STATED TASK
Retype each entry below, keeping every character the same.

----

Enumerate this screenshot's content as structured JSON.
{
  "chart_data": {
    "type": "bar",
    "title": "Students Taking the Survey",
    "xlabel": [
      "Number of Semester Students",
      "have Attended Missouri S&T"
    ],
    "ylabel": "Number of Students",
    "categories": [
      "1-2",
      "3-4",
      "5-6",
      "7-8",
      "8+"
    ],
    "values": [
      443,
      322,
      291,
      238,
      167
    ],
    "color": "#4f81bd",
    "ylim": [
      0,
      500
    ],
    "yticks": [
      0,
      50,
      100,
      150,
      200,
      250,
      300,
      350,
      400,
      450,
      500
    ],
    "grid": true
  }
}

----

FINISHED ANSWER
Enumerate this screenshot's content as structured JSON.
{
  "chart_data": {
    "type": "bar",
    "title": "Students Taking the Survey",
    "xlabel": [
      "Number of Semester Students",
      "have Attended Missouri S&T"
    ],
    "ylabel": "Number of Students",
    "categories": [
      "1-2",
      "3-4",
      "5-6",
      "7-8",
      "8+"
    ],
    "values": [
      443,
      322,
      291,
      238,
      167
    ],
    "color": "#4f81bd",
    "ylim": [
      0,
      500
    ],
    "yticks": [
      0,
      50,
      100,
      150,
      200,
      250,
      300,
      350,
      400,
      450,
      500
    ],
    "grid": true
  }
}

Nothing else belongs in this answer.